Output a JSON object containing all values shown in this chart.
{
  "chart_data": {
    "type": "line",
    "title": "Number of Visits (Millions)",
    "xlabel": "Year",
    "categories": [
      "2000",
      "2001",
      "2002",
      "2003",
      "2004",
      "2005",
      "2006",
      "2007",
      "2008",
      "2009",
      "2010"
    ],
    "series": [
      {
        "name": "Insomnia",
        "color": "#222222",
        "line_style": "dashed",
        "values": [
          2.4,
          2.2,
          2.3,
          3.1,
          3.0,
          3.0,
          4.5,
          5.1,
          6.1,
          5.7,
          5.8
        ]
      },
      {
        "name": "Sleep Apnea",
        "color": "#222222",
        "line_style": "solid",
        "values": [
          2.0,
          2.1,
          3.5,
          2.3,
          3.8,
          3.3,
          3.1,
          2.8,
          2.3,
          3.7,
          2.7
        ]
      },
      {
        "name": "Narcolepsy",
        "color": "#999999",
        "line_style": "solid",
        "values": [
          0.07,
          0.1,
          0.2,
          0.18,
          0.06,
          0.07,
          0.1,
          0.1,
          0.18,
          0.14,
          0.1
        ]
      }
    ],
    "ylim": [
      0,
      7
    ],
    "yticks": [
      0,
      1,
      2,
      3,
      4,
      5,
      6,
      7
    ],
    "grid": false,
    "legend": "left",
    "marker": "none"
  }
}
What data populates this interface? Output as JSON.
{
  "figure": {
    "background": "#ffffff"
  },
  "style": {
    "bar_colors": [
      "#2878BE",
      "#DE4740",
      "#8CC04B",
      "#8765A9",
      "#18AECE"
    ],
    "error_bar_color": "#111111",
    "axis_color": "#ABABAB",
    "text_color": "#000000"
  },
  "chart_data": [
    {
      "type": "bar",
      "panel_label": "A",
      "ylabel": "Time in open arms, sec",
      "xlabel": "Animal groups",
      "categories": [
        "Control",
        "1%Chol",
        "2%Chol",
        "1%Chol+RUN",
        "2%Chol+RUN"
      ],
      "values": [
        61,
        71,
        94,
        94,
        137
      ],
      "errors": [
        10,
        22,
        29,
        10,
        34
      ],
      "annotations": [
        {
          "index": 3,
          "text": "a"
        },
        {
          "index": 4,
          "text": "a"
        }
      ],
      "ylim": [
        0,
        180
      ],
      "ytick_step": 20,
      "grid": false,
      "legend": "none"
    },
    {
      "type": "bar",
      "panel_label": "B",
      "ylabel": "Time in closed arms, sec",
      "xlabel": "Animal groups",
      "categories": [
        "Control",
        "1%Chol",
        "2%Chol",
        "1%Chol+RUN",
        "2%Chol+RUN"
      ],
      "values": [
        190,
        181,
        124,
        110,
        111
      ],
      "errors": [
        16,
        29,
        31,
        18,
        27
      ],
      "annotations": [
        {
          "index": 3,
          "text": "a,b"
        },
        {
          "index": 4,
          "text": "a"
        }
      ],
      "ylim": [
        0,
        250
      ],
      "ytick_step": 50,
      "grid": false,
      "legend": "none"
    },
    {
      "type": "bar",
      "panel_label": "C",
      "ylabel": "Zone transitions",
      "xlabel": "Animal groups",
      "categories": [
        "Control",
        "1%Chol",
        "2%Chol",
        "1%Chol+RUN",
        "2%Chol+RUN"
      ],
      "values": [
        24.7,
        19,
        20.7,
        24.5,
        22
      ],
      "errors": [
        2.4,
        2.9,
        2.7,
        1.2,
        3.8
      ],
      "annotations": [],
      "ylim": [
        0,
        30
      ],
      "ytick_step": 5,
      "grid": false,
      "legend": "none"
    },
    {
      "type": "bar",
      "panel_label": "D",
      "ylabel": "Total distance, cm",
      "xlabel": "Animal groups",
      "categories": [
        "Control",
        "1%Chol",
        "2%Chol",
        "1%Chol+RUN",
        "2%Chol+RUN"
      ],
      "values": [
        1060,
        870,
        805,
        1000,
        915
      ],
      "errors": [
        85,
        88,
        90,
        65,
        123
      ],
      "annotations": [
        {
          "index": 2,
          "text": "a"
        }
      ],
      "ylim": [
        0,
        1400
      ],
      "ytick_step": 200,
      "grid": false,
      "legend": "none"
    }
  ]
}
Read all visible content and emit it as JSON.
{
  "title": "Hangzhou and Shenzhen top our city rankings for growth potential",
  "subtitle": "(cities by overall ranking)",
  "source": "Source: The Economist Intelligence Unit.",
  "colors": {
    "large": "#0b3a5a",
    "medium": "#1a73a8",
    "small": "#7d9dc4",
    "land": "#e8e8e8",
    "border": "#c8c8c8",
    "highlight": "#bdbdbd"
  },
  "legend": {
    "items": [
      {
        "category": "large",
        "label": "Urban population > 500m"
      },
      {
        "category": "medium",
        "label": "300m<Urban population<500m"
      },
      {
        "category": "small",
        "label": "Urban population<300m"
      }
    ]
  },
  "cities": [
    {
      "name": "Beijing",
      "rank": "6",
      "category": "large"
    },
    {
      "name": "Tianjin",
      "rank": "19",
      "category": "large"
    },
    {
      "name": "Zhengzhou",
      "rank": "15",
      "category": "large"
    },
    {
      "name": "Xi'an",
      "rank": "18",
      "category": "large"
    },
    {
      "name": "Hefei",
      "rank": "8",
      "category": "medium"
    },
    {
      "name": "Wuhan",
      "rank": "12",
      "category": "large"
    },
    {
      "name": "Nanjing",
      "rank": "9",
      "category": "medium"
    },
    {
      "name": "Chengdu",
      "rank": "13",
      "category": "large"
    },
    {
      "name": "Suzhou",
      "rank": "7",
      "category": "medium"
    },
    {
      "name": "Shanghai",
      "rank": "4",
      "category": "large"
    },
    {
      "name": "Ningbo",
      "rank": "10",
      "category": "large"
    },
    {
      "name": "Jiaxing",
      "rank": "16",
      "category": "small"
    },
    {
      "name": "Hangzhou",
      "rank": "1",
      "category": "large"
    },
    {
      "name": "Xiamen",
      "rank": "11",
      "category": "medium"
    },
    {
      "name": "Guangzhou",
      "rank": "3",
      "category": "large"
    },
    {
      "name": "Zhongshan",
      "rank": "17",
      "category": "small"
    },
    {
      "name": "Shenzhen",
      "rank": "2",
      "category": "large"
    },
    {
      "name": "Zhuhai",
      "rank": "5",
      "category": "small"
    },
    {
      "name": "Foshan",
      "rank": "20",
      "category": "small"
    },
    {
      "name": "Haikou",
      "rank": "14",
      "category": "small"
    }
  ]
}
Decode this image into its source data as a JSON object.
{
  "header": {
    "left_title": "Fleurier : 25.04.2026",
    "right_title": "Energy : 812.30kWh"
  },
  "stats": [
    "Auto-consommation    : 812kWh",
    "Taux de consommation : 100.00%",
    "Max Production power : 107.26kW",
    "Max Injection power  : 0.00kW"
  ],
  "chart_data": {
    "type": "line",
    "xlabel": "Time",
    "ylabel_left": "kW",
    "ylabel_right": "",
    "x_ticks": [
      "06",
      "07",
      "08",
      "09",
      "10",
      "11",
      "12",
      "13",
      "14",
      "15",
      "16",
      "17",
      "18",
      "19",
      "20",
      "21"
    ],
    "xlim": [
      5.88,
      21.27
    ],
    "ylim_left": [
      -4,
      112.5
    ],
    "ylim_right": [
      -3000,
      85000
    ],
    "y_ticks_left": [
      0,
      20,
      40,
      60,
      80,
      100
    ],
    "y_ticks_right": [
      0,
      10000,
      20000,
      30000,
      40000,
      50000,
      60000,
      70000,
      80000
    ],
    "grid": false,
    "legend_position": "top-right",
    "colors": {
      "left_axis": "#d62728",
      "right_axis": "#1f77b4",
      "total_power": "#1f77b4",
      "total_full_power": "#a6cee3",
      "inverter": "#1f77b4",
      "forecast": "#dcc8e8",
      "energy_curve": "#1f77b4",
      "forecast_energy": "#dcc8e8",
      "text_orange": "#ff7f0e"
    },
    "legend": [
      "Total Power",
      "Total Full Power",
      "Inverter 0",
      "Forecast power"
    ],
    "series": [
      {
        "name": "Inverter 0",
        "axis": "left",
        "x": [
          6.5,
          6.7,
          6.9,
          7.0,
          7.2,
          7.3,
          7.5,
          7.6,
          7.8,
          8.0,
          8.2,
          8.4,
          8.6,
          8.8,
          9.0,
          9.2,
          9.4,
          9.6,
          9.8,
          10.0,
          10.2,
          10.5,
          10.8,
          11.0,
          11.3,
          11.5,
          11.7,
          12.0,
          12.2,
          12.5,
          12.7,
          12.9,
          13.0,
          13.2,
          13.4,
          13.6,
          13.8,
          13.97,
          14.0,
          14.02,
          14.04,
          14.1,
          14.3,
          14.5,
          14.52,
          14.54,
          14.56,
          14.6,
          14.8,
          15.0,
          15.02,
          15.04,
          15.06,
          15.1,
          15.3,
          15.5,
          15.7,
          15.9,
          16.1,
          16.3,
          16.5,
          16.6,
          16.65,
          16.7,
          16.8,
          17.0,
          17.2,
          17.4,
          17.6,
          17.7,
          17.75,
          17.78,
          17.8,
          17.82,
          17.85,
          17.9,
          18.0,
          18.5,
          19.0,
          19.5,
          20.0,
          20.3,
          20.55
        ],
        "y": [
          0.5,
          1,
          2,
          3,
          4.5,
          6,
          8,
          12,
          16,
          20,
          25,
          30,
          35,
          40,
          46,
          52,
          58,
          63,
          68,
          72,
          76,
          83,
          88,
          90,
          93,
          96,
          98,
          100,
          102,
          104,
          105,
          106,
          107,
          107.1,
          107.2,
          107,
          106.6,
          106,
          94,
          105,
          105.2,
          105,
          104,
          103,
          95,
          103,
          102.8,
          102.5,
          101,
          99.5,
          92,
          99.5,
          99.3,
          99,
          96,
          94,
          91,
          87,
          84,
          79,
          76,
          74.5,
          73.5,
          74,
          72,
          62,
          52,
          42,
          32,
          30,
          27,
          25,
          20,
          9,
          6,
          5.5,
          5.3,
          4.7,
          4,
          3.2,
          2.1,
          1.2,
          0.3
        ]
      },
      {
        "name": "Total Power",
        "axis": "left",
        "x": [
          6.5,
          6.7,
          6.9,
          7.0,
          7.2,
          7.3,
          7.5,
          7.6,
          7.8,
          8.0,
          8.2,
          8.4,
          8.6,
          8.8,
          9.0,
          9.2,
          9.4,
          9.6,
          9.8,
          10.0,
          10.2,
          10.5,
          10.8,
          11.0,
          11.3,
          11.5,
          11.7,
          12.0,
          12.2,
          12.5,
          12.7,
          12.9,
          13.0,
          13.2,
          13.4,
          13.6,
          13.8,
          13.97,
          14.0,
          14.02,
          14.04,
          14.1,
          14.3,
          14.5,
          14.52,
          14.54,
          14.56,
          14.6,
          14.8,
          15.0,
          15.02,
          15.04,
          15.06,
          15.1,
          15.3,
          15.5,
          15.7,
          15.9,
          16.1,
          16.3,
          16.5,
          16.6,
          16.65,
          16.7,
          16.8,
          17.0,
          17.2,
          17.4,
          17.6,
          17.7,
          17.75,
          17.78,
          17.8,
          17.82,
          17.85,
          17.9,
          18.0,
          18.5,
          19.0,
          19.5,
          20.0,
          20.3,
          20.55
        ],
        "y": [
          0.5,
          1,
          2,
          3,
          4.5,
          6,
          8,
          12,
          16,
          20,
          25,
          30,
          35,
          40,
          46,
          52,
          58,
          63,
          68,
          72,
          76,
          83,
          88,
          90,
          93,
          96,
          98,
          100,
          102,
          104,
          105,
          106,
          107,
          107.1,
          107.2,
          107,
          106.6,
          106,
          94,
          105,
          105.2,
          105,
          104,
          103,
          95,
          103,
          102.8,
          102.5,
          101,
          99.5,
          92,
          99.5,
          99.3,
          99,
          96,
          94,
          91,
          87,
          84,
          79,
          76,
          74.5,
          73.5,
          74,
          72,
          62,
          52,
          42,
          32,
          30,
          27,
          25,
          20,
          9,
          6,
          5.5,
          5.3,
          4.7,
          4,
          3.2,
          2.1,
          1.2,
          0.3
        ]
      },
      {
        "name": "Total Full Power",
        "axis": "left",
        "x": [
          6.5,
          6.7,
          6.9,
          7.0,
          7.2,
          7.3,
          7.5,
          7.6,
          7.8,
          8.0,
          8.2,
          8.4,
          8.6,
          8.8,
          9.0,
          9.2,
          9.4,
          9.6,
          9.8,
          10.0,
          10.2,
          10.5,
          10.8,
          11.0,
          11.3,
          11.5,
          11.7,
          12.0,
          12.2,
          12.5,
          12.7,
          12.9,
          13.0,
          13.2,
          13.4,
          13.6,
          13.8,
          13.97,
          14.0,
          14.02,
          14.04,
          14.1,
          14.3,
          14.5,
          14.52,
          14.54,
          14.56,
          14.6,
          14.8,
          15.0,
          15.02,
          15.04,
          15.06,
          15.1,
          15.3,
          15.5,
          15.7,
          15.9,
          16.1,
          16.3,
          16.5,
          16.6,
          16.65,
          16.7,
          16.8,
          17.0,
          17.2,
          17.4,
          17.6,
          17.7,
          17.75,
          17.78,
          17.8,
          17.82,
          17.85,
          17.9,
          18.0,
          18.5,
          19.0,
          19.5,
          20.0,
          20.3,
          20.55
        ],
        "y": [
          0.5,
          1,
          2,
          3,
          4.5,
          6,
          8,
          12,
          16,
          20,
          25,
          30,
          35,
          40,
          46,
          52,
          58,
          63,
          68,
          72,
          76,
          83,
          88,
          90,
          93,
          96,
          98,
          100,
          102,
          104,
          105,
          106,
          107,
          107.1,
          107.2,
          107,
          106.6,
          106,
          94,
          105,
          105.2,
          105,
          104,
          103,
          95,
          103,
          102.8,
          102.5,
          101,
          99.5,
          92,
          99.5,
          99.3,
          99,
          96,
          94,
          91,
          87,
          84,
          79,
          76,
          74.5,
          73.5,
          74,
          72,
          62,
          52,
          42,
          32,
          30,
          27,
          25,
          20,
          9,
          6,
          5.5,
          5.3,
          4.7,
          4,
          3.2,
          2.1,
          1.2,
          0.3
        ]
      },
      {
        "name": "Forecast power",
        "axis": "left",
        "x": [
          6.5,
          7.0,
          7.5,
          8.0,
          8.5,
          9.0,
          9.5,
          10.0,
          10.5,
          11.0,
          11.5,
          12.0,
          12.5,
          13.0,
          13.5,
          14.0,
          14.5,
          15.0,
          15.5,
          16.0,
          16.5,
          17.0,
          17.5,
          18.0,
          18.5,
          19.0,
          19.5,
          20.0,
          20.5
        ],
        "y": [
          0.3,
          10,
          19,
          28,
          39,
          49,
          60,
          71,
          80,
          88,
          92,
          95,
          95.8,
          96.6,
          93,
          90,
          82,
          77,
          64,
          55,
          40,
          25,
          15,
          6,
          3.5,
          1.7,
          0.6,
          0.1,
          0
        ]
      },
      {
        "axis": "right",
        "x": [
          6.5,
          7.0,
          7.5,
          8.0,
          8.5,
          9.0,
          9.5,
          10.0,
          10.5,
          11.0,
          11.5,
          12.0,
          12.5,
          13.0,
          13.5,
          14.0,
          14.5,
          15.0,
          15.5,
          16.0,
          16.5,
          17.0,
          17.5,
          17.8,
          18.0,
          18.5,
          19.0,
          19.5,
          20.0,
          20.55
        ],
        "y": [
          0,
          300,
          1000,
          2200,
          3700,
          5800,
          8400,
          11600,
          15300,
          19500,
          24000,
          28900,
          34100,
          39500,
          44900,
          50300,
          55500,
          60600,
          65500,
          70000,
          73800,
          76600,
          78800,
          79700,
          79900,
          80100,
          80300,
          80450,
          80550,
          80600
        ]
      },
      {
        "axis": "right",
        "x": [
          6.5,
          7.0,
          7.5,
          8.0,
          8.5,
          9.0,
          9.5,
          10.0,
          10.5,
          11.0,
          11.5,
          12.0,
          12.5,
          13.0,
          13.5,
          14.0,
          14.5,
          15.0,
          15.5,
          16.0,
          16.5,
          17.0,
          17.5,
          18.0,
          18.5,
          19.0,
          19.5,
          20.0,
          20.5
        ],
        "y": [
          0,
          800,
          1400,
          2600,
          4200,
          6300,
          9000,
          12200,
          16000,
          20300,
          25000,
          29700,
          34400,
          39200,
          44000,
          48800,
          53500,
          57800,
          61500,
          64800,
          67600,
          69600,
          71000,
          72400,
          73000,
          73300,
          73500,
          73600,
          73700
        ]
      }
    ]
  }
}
============================================================
> _Work to complete_
Pick out each line above that includes "arms" and show it.

> _Output below_
      "ylabel": "Time in open arms, sec",
      "ylabel": "Time in closed arms, sec",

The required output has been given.